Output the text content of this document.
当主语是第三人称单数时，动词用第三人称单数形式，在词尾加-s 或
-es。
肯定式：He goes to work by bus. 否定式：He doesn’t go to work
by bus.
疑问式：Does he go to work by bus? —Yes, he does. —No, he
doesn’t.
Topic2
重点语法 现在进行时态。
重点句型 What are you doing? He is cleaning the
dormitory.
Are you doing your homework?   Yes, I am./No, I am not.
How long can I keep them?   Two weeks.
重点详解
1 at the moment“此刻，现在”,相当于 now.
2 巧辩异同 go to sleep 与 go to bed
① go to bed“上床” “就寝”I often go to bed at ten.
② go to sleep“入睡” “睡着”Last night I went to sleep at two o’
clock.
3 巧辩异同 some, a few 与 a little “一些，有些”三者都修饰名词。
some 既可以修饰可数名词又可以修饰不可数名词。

- [WHAT TO DO]: Each record should come back exactly as written.

- [OUTPUT FOR THIS TASK]:
Output the text content of this document.
当主语是第三人称单数时，动词用第三人称单数形式，在词尾加-s 或
-es。
肯定式：He goes to work by bus. 否定式：He doesn’t go to work
by bus.
疑问式：Does he go to work by bus? —Yes, he does. —No, he
doesn’t.
Topic2
重点语法 现在进行时态。
重点句型 What are you doing? He is cleaning the
dormitory.
Are you doing your homework?   Yes, I am./No, I am not.
How long can I keep them?   Two weeks.
重点详解
1 at the moment“此刻，现在”,相当于 now.
2 巧辩异同 go to sleep 与 go to bed
① go to bed“上床” “就寝”I often go to bed at ten.
② go to sleep“入睡” “睡着”Last night I went to sleep at two o’
clock.
3 巧辩异同 some, a few 与 a little “一些，有些”三者都修饰名词。
some 既可以修饰可数名词又可以修饰不可数名词。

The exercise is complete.